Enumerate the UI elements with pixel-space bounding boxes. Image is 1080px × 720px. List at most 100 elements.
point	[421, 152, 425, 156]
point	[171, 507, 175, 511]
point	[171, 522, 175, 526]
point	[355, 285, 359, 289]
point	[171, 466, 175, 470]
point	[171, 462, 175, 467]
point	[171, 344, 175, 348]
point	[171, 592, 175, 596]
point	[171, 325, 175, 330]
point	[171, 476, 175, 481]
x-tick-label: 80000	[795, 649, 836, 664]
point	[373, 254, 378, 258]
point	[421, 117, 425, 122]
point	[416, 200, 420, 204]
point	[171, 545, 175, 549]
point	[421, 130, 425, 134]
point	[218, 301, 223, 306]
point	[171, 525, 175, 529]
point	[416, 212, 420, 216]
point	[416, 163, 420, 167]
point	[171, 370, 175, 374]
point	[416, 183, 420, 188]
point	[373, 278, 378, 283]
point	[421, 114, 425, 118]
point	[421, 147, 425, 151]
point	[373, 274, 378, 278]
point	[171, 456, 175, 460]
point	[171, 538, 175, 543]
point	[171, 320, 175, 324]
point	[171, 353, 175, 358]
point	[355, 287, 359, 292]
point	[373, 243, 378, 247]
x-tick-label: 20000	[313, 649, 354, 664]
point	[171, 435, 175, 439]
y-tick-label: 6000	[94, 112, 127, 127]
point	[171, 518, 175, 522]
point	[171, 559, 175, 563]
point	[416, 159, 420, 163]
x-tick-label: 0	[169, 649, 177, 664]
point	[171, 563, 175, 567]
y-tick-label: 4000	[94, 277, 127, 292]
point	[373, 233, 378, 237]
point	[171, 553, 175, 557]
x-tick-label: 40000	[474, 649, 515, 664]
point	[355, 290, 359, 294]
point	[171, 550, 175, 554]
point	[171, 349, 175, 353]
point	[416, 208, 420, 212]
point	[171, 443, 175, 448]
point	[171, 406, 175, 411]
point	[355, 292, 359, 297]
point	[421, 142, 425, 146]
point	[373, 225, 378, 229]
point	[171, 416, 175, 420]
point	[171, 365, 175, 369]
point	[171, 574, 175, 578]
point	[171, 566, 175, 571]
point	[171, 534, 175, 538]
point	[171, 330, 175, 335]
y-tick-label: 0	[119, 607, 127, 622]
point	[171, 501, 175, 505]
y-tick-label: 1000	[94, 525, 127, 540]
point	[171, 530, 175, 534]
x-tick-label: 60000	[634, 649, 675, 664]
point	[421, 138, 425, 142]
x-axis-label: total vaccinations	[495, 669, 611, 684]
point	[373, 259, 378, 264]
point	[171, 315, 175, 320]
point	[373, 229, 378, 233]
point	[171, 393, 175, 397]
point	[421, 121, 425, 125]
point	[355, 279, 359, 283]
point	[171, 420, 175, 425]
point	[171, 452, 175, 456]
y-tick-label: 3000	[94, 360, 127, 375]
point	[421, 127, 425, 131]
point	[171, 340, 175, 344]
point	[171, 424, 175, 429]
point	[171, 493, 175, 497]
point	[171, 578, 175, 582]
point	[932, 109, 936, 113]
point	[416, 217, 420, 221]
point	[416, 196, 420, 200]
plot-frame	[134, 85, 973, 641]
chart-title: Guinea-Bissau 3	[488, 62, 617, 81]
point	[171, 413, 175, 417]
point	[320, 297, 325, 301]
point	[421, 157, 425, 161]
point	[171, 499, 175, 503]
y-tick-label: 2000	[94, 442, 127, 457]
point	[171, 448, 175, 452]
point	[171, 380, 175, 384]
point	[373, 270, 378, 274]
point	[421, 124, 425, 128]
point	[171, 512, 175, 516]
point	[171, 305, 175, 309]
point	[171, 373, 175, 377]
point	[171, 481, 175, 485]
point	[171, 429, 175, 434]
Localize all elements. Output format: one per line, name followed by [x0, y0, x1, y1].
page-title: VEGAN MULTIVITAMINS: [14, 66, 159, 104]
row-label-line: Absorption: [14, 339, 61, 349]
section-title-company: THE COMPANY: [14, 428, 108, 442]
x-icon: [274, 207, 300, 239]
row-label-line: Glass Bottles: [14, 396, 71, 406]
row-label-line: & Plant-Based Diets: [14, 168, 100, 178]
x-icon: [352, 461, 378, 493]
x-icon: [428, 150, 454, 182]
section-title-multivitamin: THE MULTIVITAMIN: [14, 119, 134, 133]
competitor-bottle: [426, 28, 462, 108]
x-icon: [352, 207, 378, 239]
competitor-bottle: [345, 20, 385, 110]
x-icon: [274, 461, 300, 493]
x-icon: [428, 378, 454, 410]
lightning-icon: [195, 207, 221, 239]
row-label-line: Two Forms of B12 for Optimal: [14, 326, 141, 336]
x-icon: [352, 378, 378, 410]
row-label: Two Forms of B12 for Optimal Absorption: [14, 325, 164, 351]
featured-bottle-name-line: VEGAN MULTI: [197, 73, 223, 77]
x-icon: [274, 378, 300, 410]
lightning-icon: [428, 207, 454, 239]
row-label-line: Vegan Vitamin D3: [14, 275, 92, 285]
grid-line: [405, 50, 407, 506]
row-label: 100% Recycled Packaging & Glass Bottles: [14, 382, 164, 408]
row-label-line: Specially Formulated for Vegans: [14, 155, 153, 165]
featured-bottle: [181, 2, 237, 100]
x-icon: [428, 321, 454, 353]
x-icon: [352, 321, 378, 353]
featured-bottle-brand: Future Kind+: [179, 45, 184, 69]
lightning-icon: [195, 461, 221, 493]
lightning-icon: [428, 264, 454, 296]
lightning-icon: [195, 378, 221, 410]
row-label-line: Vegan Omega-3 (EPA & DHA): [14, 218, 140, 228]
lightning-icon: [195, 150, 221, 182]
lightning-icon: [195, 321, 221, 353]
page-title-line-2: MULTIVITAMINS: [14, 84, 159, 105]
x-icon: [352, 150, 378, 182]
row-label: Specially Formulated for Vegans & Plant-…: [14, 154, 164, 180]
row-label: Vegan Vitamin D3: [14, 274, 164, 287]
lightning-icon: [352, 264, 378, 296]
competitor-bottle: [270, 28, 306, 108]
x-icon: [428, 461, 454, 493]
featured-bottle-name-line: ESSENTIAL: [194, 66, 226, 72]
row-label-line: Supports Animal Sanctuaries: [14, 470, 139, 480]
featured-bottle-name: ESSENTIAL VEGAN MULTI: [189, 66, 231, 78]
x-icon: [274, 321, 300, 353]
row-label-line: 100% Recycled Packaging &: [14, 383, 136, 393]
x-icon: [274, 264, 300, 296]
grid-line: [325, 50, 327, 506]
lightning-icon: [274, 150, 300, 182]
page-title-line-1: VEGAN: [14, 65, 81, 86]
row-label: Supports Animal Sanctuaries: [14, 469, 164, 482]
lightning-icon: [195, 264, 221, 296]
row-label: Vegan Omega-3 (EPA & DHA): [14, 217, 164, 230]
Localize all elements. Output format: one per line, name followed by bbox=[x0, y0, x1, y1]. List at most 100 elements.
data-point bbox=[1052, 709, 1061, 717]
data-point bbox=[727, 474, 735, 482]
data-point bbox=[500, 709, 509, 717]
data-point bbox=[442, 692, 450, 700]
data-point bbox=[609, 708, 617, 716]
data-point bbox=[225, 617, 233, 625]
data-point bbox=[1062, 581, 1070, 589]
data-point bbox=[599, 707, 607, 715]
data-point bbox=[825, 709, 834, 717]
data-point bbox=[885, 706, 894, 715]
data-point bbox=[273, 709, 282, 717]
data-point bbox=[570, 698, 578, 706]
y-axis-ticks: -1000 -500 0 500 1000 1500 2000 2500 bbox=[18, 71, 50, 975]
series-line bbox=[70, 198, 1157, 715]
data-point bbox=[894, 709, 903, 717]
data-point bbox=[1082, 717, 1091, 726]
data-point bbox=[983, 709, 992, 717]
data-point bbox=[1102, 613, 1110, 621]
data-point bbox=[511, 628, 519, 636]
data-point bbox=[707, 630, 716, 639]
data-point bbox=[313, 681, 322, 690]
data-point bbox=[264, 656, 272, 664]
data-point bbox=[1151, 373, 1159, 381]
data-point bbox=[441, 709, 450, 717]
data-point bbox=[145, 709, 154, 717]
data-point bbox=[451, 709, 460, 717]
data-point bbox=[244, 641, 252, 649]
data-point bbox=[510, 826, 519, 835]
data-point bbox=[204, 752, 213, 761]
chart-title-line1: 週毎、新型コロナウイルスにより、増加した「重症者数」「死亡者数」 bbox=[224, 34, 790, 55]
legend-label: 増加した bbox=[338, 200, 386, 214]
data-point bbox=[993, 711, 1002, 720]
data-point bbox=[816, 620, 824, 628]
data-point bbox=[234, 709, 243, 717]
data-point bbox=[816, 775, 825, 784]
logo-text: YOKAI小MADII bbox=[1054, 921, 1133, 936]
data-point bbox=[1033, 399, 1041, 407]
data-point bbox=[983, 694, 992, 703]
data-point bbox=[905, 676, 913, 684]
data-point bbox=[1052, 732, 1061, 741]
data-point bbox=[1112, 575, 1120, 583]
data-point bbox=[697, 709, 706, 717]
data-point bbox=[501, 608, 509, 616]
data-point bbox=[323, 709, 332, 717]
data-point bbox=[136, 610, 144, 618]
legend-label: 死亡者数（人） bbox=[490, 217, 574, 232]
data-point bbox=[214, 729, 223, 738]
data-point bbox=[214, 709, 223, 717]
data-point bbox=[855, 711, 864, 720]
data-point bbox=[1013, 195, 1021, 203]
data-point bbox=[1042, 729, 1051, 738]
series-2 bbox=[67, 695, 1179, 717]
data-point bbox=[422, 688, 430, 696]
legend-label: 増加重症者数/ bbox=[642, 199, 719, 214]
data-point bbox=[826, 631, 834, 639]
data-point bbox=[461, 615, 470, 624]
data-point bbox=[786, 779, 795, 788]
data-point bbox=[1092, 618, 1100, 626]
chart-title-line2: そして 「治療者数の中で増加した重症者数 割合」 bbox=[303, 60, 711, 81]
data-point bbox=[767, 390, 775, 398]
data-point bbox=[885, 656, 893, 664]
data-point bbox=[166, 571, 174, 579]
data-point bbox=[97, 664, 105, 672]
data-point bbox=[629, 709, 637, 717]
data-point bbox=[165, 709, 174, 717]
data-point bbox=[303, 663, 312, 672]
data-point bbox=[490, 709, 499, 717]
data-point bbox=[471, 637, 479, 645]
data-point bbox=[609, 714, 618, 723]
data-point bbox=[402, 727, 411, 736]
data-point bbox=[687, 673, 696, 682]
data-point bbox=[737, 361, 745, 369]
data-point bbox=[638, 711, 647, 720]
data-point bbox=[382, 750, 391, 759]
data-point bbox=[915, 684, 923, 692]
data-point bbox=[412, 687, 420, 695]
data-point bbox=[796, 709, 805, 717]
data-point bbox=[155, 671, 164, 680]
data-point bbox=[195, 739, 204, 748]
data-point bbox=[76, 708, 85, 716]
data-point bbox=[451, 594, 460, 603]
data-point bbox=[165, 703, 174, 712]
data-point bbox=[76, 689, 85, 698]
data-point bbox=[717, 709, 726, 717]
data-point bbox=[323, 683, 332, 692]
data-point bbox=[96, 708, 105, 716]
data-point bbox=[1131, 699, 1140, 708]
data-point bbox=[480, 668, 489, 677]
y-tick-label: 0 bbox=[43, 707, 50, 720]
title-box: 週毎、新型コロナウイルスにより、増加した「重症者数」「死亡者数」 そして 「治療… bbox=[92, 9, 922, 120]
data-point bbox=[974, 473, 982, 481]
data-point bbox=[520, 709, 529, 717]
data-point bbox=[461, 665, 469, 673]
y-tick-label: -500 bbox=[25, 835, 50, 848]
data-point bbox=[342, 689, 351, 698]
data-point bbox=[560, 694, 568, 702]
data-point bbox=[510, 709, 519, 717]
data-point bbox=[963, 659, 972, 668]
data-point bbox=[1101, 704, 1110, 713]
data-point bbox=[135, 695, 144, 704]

Your instructions:
Reproduce the material verbatim, from its first line down to and including the line containing "159, 420, 163]".

Exercise result:
Enumerate the UI elements with pixel-space bounding boxes. Image is 1080px × 720px. List at most 100 elements.
point	[421, 152, 425, 156]
point	[171, 507, 175, 511]
point	[171, 522, 175, 526]
point	[355, 285, 359, 289]
point	[171, 466, 175, 470]
point	[171, 462, 175, 467]
point	[171, 344, 175, 348]
point	[171, 592, 175, 596]
point	[171, 325, 175, 330]
point	[171, 476, 175, 481]
x-tick-label: 80000	[795, 649, 836, 664]
point	[373, 254, 378, 258]
point	[421, 117, 425, 122]
point	[416, 200, 420, 204]
point	[171, 545, 175, 549]
point	[421, 130, 425, 134]
point	[218, 301, 223, 306]
point	[171, 525, 175, 529]
point	[416, 212, 420, 216]
point	[416, 163, 420, 167]
point	[171, 370, 175, 374]
point	[416, 183, 420, 188]
point	[373, 278, 378, 283]
point	[421, 114, 425, 118]
point	[421, 147, 425, 151]
point	[373, 274, 378, 278]
point	[171, 456, 175, 460]
point	[171, 538, 175, 543]
point	[171, 320, 175, 324]
point	[171, 353, 175, 358]
point	[355, 287, 359, 292]
point	[373, 243, 378, 247]
x-tick-label: 20000	[313, 649, 354, 664]
point	[171, 435, 175, 439]
y-tick-label: 6000	[94, 112, 127, 127]
point	[171, 518, 175, 522]
point	[171, 559, 175, 563]
point	[416, 159, 420, 163]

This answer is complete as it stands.